- **Prompt**
The records should be written out in full, with nothing altered.

- **Records for processing**

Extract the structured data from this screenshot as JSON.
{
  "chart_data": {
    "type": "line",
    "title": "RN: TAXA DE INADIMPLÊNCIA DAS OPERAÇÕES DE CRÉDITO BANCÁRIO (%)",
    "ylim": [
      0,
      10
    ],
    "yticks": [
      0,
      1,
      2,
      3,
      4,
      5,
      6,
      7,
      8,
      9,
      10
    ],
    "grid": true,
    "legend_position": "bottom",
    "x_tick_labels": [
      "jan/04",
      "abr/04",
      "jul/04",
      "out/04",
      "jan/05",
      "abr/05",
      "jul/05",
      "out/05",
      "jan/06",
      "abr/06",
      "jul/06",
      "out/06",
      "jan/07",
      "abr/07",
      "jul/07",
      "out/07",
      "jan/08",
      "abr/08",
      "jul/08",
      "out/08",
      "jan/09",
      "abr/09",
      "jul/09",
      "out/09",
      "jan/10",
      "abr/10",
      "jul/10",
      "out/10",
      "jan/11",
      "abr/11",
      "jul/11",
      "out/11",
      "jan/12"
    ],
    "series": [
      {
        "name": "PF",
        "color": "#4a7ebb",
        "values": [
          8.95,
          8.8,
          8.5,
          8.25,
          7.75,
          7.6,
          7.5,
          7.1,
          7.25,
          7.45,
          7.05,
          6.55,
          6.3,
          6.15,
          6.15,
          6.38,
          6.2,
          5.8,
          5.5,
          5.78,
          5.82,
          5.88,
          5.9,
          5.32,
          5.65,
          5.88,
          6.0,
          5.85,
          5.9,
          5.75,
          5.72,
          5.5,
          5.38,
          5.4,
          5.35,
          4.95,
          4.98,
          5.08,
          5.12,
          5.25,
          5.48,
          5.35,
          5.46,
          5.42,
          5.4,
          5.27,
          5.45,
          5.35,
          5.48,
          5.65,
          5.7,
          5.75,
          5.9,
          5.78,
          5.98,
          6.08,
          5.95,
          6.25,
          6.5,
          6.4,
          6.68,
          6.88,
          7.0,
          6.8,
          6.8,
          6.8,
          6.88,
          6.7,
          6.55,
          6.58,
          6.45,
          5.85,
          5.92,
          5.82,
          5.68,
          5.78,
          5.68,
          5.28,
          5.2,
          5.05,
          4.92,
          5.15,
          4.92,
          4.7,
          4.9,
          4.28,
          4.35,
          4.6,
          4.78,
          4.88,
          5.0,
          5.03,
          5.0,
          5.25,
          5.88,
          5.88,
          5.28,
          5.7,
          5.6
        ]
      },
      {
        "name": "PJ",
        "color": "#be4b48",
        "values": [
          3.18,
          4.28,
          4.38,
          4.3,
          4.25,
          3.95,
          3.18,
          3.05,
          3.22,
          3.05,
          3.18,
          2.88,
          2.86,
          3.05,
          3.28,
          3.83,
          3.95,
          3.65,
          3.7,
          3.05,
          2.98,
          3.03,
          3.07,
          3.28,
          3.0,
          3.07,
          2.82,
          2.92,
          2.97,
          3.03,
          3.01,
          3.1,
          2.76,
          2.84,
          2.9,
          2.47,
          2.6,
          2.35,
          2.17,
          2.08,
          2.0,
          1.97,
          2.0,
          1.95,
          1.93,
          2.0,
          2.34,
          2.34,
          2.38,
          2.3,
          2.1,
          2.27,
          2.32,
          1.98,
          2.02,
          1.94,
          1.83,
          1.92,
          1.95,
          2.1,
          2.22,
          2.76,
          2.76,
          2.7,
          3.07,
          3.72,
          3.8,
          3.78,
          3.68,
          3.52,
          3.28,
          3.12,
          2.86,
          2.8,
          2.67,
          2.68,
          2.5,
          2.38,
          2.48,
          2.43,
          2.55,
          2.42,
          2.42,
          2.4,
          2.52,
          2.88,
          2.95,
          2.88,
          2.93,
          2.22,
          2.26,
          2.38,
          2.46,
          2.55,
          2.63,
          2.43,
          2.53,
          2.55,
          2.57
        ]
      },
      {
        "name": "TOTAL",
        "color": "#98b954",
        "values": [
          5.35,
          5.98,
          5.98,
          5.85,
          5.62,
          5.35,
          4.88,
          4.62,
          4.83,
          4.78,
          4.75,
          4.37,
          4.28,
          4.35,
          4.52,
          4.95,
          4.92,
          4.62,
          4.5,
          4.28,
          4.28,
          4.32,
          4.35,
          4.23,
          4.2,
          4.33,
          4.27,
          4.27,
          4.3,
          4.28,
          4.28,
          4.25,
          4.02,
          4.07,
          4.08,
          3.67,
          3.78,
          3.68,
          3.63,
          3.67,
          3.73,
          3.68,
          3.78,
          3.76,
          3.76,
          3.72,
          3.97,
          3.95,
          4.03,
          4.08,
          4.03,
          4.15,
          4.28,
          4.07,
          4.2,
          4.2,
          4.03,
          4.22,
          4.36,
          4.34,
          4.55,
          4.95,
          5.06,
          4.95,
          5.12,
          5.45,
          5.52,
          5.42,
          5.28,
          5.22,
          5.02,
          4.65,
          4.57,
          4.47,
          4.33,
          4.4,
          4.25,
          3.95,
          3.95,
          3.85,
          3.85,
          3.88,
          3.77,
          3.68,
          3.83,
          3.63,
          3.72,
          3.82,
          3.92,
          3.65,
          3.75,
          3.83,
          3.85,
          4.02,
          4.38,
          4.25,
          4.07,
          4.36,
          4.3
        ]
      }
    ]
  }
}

- **Response below**
Extract the structured data from this screenshot as JSON.
{
  "chart_data": {
    "type": "line",
    "title": "RN: TAXA DE INADIMPLÊNCIA DAS OPERAÇÕES DE CRÉDITO BANCÁRIO (%)",
    "ylim": [
      0,
      10
    ],
    "yticks": [
      0,
      1,
      2,
      3,
      4,
      5,
      6,
      7,
      8,
      9,
      10
    ],
    "grid": true,
    "legend_position": "bottom",
    "x_tick_labels": [
      "jan/04",
      "abr/04",
      "jul/04",
      "out/04",
      "jan/05",
      "abr/05",
      "jul/05",
      "out/05",
      "jan/06",
      "abr/06",
      "jul/06",
      "out/06",
      "jan/07",
      "abr/07",
      "jul/07",
      "out/07",
      "jan/08",
      "abr/08",
      "jul/08",
      "out/08",
      "jan/09",
      "abr/09",
      "jul/09",
      "out/09",
      "jan/10",
      "abr/10",
      "jul/10",
      "out/10",
      "jan/11",
      "abr/11",
      "jul/11",
      "out/11",
      "jan/12"
    ],
    "series": [
      {
        "name": "PF",
        "color": "#4a7ebb",
        "values": [
          8.95,
          8.8,
          8.5,
          8.25,
          7.75,
          7.6,
          7.5,
          7.1,
          7.25,
          7.45,
          7.05,
          6.55,
          6.3,
          6.15,
          6.15,
          6.38,
          6.2,
          5.8,
          5.5,
          5.78,
          5.82,
          5.88,
          5.9,
          5.32,
          5.65,
          5.88,
          6.0,
          5.85,
          5.9,
          5.75,
          5.72,
          5.5,
          5.38,
          5.4,
          5.35,
          4.95,
          4.98,
          5.08,
          5.12,
          5.25,
          5.48,
          5.35,
          5.46,
          5.42,
          5.4,
          5.27,
          5.45,
          5.35,
          5.48,
          5.65,
          5.7,
          5.75,
          5.9,
          5.78,
          5.98,
          6.08,
          5.95,
          6.25,
          6.5,
          6.4,
          6.68,
          6.88,
          7.0,
          6.8,
          6.8,
          6.8,
          6.88,
          6.7,
          6.55,
          6.58,
          6.45,
          5.85,
          5.92,
          5.82,
          5.68,
          5.78,
          5.68,
          5.28,
          5.2,
          5.05,
          4.92,
          5.15,
          4.92,
          4.7,
          4.9,
          4.28,
          4.35,
          4.6,
          4.78,
          4.88,
          5.0,
          5.03,
          5.0,
          5.25,
          5.88,
          5.88,
          5.28,
          5.7,
          5.6
        ]
      },
      {
        "name": "PJ",
        "color": "#be4b48",
        "values": [
          3.18,
          4.28,
          4.38,
          4.3,
          4.25,
          3.95,
          3.18,
          3.05,
          3.22,
          3.05,
          3.18,
          2.88,
          2.86,
          3.05,
          3.28,
          3.83,
          3.95,
          3.65,
          3.7,
          3.05,
          2.98,
          3.03,
          3.07,
          3.28,
          3.0,
          3.07,
          2.82,
          2.92,
          2.97,
          3.03,
          3.01,
          3.1,
          2.76,
          2.84,
          2.9,
          2.47,
          2.6,
          2.35,
          2.17,
          2.08,
          2.0,
          1.97,
          2.0,
          1.95,
          1.93,
          2.0,
          2.34,
          2.34,
          2.38,
          2.3,
          2.1,
          2.27,
          2.32,
          1.98,
          2.02,
          1.94,
          1.83,
          1.92,
          1.95,
          2.1,
          2.22,
          2.76,
          2.76,
          2.7,
          3.07,
          3.72,
          3.8,
          3.78,
          3.68,
          3.52,
          3.28,
          3.12,
          2.86,
          2.8,
          2.67,
          2.68,
          2.5,
          2.38,
          2.48,
          2.43,
          2.55,
          2.42,
          2.42,
          2.4,
          2.52,
          2.88,
          2.95,
          2.88,
          2.93,
          2.22,
          2.26,
          2.38,
          2.46,
          2.55,
          2.63,
          2.43,
          2.53,
          2.55,
          2.57
        ]
      },
      {
        "name": "TOTAL",
        "color": "#98b954",
        "values": [
          5.35,
          5.98,
          5.98,
          5.85,
          5.62,
          5.35,
          4.88,
          4.62,
          4.83,
          4.78,
          4.75,
          4.37,
          4.28,
          4.35,
          4.52,
          4.95,
          4.92,
          4.62,
          4.5,
          4.28,
          4.28,
          4.32,
          4.35,
          4.23,
          4.2,
          4.33,
          4.27,
          4.27,
          4.3,
          4.28,
          4.28,
          4.25,
          4.02,
          4.07,
          4.08,
          3.67,
          3.78,
          3.68,
          3.63,
          3.67,
          3.73,
          3.68,
          3.78,
          3.76,
          3.76,
          3.72,
          3.97,
          3.95,
          4.03,
          4.08,
          4.03,
          4.15,
          4.28,
          4.07,
          4.2,
          4.2,
          4.03,
          4.22,
          4.36,
          4.34,
          4.55,
          4.95,
          5.06,
          4.95,
          5.12,
          5.45,
          5.52,
          5.42,
          5.28,
          5.22,
          5.02,
          4.65,
          4.57,
          4.47,
          4.33,
          4.4,
          4.25,
          3.95,
          3.95,
          3.85,
          3.85,
          3.88,
          3.77,
          3.68,
          3.83,
          3.63,
          3.72,
          3.82,
          3.92,
          3.65,
          3.75,
          3.83,
          3.85,
          4.02,
          4.38,
          4.25,
          4.07,
          4.36,
          4.3
        ]
      }
    ]
  }
}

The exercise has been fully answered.